Aim of the task
Omit every picture and return the rest of the data unaltered.

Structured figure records
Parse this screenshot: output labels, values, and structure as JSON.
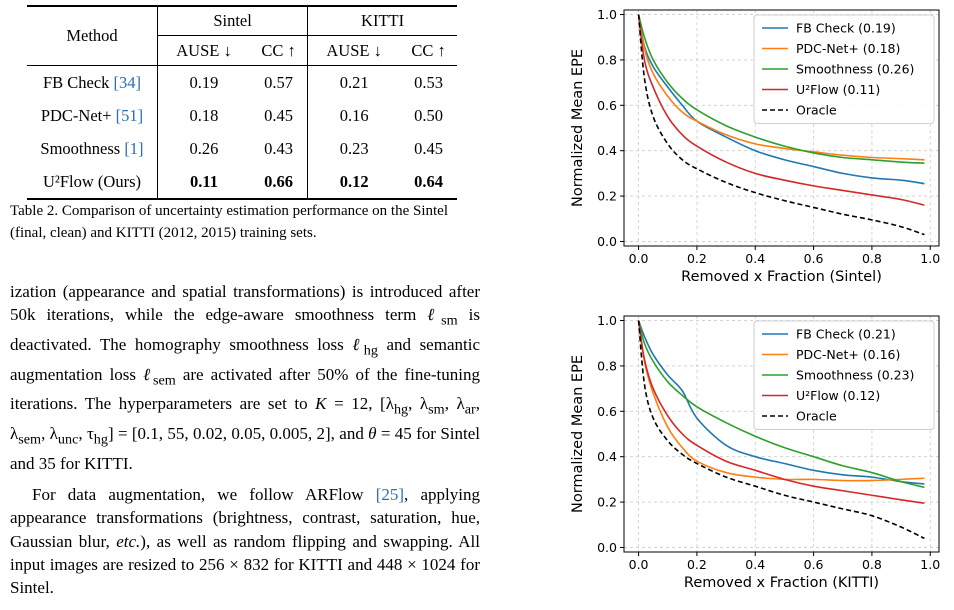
{
  "table": {
    "method_header": "Method",
    "groups": [
      "Sintel",
      "KITTI"
    ],
    "subheaders": [
      "AUSE ↓",
      "CC ↑",
      "AUSE ↓",
      "CC ↑"
    ],
    "rows": [
      {
        "method": "FB Check ",
        "cite": "[34]",
        "values": [
          "0.19",
          "0.57",
          "0.21",
          "0.53"
        ],
        "bold": false
      },
      {
        "method": "PDC-Net+ ",
        "cite": "[51]",
        "values": [
          "0.18",
          "0.45",
          "0.16",
          "0.50"
        ],
        "bold": false
      },
      {
        "method": "Smoothness ",
        "cite": "[1]",
        "values": [
          "0.26",
          "0.43",
          "0.23",
          "0.45"
        ],
        "bold": false
      },
      {
        "method": "U²Flow (Ours)",
        "cite": "",
        "values": [
          "0.11",
          "0.66",
          "0.12",
          "0.64"
        ],
        "bold": true
      }
    ]
  },
  "caption": "Table 2. Comparison of uncertainty estimation performance on the Sintel (final, clean) and KITTI (2012, 2015) training sets.",
  "body": {
    "p1_a": "ization (appearance and spatial transformations) is introduced after 50k iterations, while the edge-aware smoothness term ",
    "p1_b": "ℓ",
    "p1_b_sub": "sm",
    "p1_c": " is deactivated. The homography smoothness loss ",
    "p1_d": "ℓ",
    "p1_d_sub": "hg",
    "p1_e": " and semantic augmentation loss ",
    "p1_f": "ℓ",
    "p1_f_sub": "sem",
    "p1_g": " are activated after 50% of the fine-tuning iterations. The hyperparameters are set to ",
    "p1_h": "K",
    "p1_i": " = 12, [λ",
    "p1_i_sub1": "hg",
    "p1_j": ", λ",
    "p1_j_sub": "sm",
    "p1_k": ", λ",
    "p1_k_sub": "ar",
    "p1_l": ", λ",
    "p1_l_sub": "sem",
    "p1_m": ", λ",
    "p1_m_sub": "unc",
    "p1_n": ", τ",
    "p1_n_sub": "hg",
    "p1_o": "] = [0.1, 55, 0.02, 0.05, 0.005, 2], and ",
    "p1_p": "θ",
    "p1_q": " = 45 for Sintel and 35 for KITTI.",
    "p2_a": "For data augmentation, we follow ARFlow ",
    "p2_cite": "[25]",
    "p2_b": ", applying appearance transformations (brightness, contrast, saturation, hue, Gaussian blur, ",
    "p2_c": "etc.",
    "p2_d": "), as well as random flipping and swapping. All input images are resized to 256 × 832 for KITTI and 448 × 1024 for Sintel."
  },
  "chart_data": [
    {
      "type": "line",
      "xlabel": "Removed x Fraction (Sintel)",
      "ylabel": "Normalized Mean EPE",
      "xlim": [
        0,
        1
      ],
      "ylim": [
        0,
        1
      ],
      "xticks": [
        "0.0",
        "0.2",
        "0.4",
        "0.6",
        "0.8",
        "1.0"
      ],
      "yticks": [
        "0.0",
        "0.2",
        "0.4",
        "0.6",
        "0.8",
        "1.0"
      ],
      "grid": true,
      "legend_position": "top-right",
      "x": [
        0,
        0.02,
        0.05,
        0.1,
        0.15,
        0.2,
        0.3,
        0.4,
        0.5,
        0.6,
        0.7,
        0.8,
        0.9,
        0.98
      ],
      "series": [
        {
          "name": "FB Check (0.19)",
          "color": "#1f77b4",
          "dash": "solid",
          "values": [
            1.0,
            0.86,
            0.77,
            0.68,
            0.6,
            0.53,
            0.46,
            0.4,
            0.36,
            0.33,
            0.3,
            0.28,
            0.27,
            0.255
          ]
        },
        {
          "name": "PDC-Net+ (0.18)",
          "color": "#ff7f0e",
          "dash": "solid",
          "values": [
            1.0,
            0.85,
            0.74,
            0.64,
            0.57,
            0.53,
            0.47,
            0.43,
            0.41,
            0.395,
            0.38,
            0.37,
            0.365,
            0.36
          ]
        },
        {
          "name": "Smoothness (0.26)",
          "color": "#2ca02c",
          "dash": "solid",
          "values": [
            1.0,
            0.9,
            0.8,
            0.7,
            0.63,
            0.58,
            0.51,
            0.46,
            0.42,
            0.39,
            0.37,
            0.36,
            0.35,
            0.345
          ]
        },
        {
          "name": "U²Flow (0.11)",
          "color": "#d62728",
          "dash": "solid",
          "values": [
            1.0,
            0.8,
            0.68,
            0.55,
            0.47,
            0.42,
            0.35,
            0.3,
            0.27,
            0.245,
            0.225,
            0.205,
            0.185,
            0.16
          ]
        },
        {
          "name": "Oracle",
          "color": "#000000",
          "dash": "dashed",
          "values": [
            1.0,
            0.72,
            0.55,
            0.43,
            0.36,
            0.32,
            0.26,
            0.215,
            0.18,
            0.15,
            0.12,
            0.095,
            0.065,
            0.03
          ]
        }
      ]
    },
    {
      "type": "line",
      "xlabel": "Removed x Fraction (KITTI)",
      "ylabel": "Normalized Mean EPE",
      "xlim": [
        0,
        1
      ],
      "ylim": [
        0,
        1
      ],
      "xticks": [
        "0.0",
        "0.2",
        "0.4",
        "0.6",
        "0.8",
        "1.0"
      ],
      "yticks": [
        "0.0",
        "0.2",
        "0.4",
        "0.6",
        "0.8",
        "1.0"
      ],
      "grid": true,
      "legend_position": "top-right",
      "x": [
        0,
        0.02,
        0.05,
        0.1,
        0.15,
        0.2,
        0.3,
        0.4,
        0.5,
        0.6,
        0.7,
        0.8,
        0.9,
        0.98
      ],
      "series": [
        {
          "name": "FB Check (0.21)",
          "color": "#1f77b4",
          "dash": "solid",
          "values": [
            1.0,
            0.93,
            0.85,
            0.76,
            0.69,
            0.57,
            0.45,
            0.4,
            0.37,
            0.34,
            0.32,
            0.31,
            0.29,
            0.28
          ]
        },
        {
          "name": "PDC-Net+ (0.16)",
          "color": "#ff7f0e",
          "dash": "solid",
          "values": [
            1.0,
            0.82,
            0.68,
            0.53,
            0.44,
            0.38,
            0.33,
            0.31,
            0.3,
            0.3,
            0.295,
            0.295,
            0.3,
            0.305
          ]
        },
        {
          "name": "Smoothness (0.23)",
          "color": "#2ca02c",
          "dash": "solid",
          "values": [
            1.0,
            0.9,
            0.82,
            0.73,
            0.67,
            0.62,
            0.55,
            0.49,
            0.44,
            0.4,
            0.36,
            0.33,
            0.29,
            0.265
          ]
        },
        {
          "name": "U²Flow (0.12)",
          "color": "#d62728",
          "dash": "solid",
          "values": [
            1.0,
            0.83,
            0.7,
            0.58,
            0.5,
            0.45,
            0.38,
            0.34,
            0.3,
            0.27,
            0.25,
            0.23,
            0.21,
            0.195
          ]
        },
        {
          "name": "Oracle",
          "color": "#000000",
          "dash": "dashed",
          "values": [
            1.0,
            0.72,
            0.57,
            0.47,
            0.41,
            0.37,
            0.31,
            0.27,
            0.23,
            0.2,
            0.17,
            0.14,
            0.09,
            0.04
          ]
        }
      ]
    }
  ]
}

Result of this task
Parse this screenshot: output labels, values, and structure as JSON.
{
  "table": {
    "method_header": "Method",
    "groups": [
      "Sintel",
      "KITTI"
    ],
    "subheaders": [
      "AUSE ↓",
      "CC ↑",
      "AUSE ↓",
      "CC ↑"
    ],
    "rows": [
      {
        "method": "FB Check ",
        "cite": "[34]",
        "values": [
          "0.19",
          "0.57",
          "0.21",
          "0.53"
        ],
        "bold": false
      },
      {
        "method": "PDC-Net+ ",
        "cite": "[51]",
        "values": [
          "0.18",
          "0.45",
          "0.16",
          "0.50"
        ],
        "bold": false
      },
      {
        "method": "Smoothness ",
        "cite": "[1]",
        "values": [
          "0.26",
          "0.43",
          "0.23",
          "0.45"
        ],
        "bold": false
      },
      {
        "method": "U²Flow (Ours)",
        "cite": "",
        "values": [
          "0.11",
          "0.66",
          "0.12",
          "0.64"
        ],
        "bold": true
      }
    ]
  },
  "caption": "Table 2. Comparison of uncertainty estimation performance on the Sintel (final, clean) and KITTI (2012, 2015) training sets.",
  "body": {
    "p1_a": "ization (appearance and spatial transformations) is introduced after 50k iterations, while the edge-aware smoothness term ",
    "p1_b": "ℓ",
    "p1_b_sub": "sm",
    "p1_c": " is deactivated. The homography smoothness loss ",
    "p1_d": "ℓ",
    "p1_d_sub": "hg",
    "p1_e": " and semantic augmentation loss ",
    "p1_f": "ℓ",
    "p1_f_sub": "sem",
    "p1_g": " are activated after 50% of the fine-tuning iterations. The hyperparameters are set to ",
    "p1_h": "K",
    "p1_i": " = 12, [λ",
    "p1_i_sub1": "hg",
    "p1_j": ", λ",
    "p1_j_sub": "sm",
    "p1_k": ", λ",
    "p1_k_sub": "ar",
    "p1_l": ", λ",
    "p1_l_sub": "sem",
    "p1_m": ", λ",
    "p1_m_sub": "unc",
    "p1_n": ", τ",
    "p1_n_sub": "hg",
    "p1_o": "] = [0.1, 55, 0.02, 0.05, 0.005, 2], and ",
    "p1_p": "θ",
    "p1_q": " = 45 for Sintel and 35 for KITTI.",
    "p2_a": "For data augmentation, we follow ARFlow ",
    "p2_cite": "[25]",
    "p2_b": ", applying appearance transformations (brightness, contrast, saturation, hue, Gaussian blur, ",
    "p2_c": "etc.",
    "p2_d": "), as well as random flipping and swapping. All input images are resized to 256 × 832 for KITTI and 448 × 1024 for Sintel."
  },
  "chart_data": [
    {
      "type": "line",
      "xlabel": "Removed x Fraction (Sintel)",
      "ylabel": "Normalized Mean EPE",
      "xlim": [
        0,
        1
      ],
      "ylim": [
        0,
        1
      ],
      "xticks": [
        "0.0",
        "0.2",
        "0.4",
        "0.6",
        "0.8",
        "1.0"
      ],
      "yticks": [
        "0.0",
        "0.2",
        "0.4",
        "0.6",
        "0.8",
        "1.0"
      ],
      "grid": true,
      "legend_position": "top-right",
      "x": [
        0,
        0.02,
        0.05,
        0.1,
        0.15,
        0.2,
        0.3,
        0.4,
        0.5,
        0.6,
        0.7,
        0.8,
        0.9,
        0.98
      ],
      "series": [
        {
          "name": "FB Check (0.19)",
          "color": "#1f77b4",
          "dash": "solid",
          "values": [
            1.0,
            0.86,
            0.77,
            0.68,
            0.6,
            0.53,
            0.46,
            0.4,
            0.36,
            0.33,
            0.3,
            0.28,
            0.27,
            0.255
          ]
        },
        {
          "name": "PDC-Net+ (0.18)",
          "color": "#ff7f0e",
          "dash": "solid",
          "values": [
            1.0,
            0.85,
            0.74,
            0.64,
            0.57,
            0.53,
            0.47,
            0.43,
            0.41,
            0.395,
            0.38,
            0.37,
            0.365,
            0.36
          ]
        },
        {
          "name": "Smoothness (0.26)",
          "color": "#2ca02c",
          "dash": "solid",
          "values": [
            1.0,
            0.9,
            0.8,
            0.7,
            0.63,
            0.58,
            0.51,
            0.46,
            0.42,
            0.39,
            0.37,
            0.36,
            0.35,
            0.345
          ]
        },
        {
          "name": "U²Flow (0.11)",
          "color": "#d62728",
          "dash": "solid",
          "values": [
            1.0,
            0.8,
            0.68,
            0.55,
            0.47,
            0.42,
            0.35,
            0.3,
            0.27,
            0.245,
            0.225,
            0.205,
            0.185,
            0.16
          ]
        },
        {
          "name": "Oracle",
          "color": "#000000",
          "dash": "dashed",
          "values": [
            1.0,
            0.72,
            0.55,
            0.43,
            0.36,
            0.32,
            0.26,
            0.215,
            0.18,
            0.15,
            0.12,
            0.095,
            0.065,
            0.03
          ]
        }
      ]
    },
    {
      "type": "line",
      "xlabel": "Removed x Fraction (KITTI)",
      "ylabel": "Normalized Mean EPE",
      "xlim": [
        0,
        1
      ],
      "ylim": [
        0,
        1
      ],
      "xticks": [
        "0.0",
        "0.2",
        "0.4",
        "0.6",
        "0.8",
        "1.0"
      ],
      "yticks": [
        "0.0",
        "0.2",
        "0.4",
        "0.6",
        "0.8",
        "1.0"
      ],
      "grid": true,
      "legend_position": "top-right",
      "x": [
        0,
        0.02,
        0.05,
        0.1,
        0.15,
        0.2,
        0.3,
        0.4,
        0.5,
        0.6,
        0.7,
        0.8,
        0.9,
        0.98
      ],
      "series": [
        {
          "name": "FB Check (0.21)",
          "color": "#1f77b4",
          "dash": "solid",
          "values": [
            1.0,
            0.93,
            0.85,
            0.76,
            0.69,
            0.57,
            0.45,
            0.4,
            0.37,
            0.34,
            0.32,
            0.31,
            0.29,
            0.28
          ]
        },
        {
          "name": "PDC-Net+ (0.16)",
          "color": "#ff7f0e",
          "dash": "solid",
          "values": [
            1.0,
            0.82,
            0.68,
            0.53,
            0.44,
            0.38,
            0.33,
            0.31,
            0.3,
            0.3,
            0.295,
            0.295,
            0.3,
            0.305
          ]
        },
        {
          "name": "Smoothness (0.23)",
          "color": "#2ca02c",
          "dash": "solid",
          "values": [
            1.0,
            0.9,
            0.82,
            0.73,
            0.67,
            0.62,
            0.55,
            0.49,
            0.44,
            0.4,
            0.36,
            0.33,
            0.29,
            0.265
          ]
        },
        {
          "name": "U²Flow (0.12)",
          "color": "#d62728",
          "dash": "solid",
          "values": [
            1.0,
            0.83,
            0.7,
            0.58,
            0.5,
            0.45,
            0.38,
            0.34,
            0.3,
            0.27,
            0.25,
            0.23,
            0.21,
            0.195
          ]
        },
        {
          "name": "Oracle",
          "color": "#000000",
          "dash": "dashed",
          "values": [
            1.0,
            0.72,
            0.57,
            0.47,
            0.41,
            0.37,
            0.31,
            0.27,
            0.23,
            0.2,
            0.17,
            0.14,
            0.09,
            0.04
          ]
        }
      ]
    }
  ]
}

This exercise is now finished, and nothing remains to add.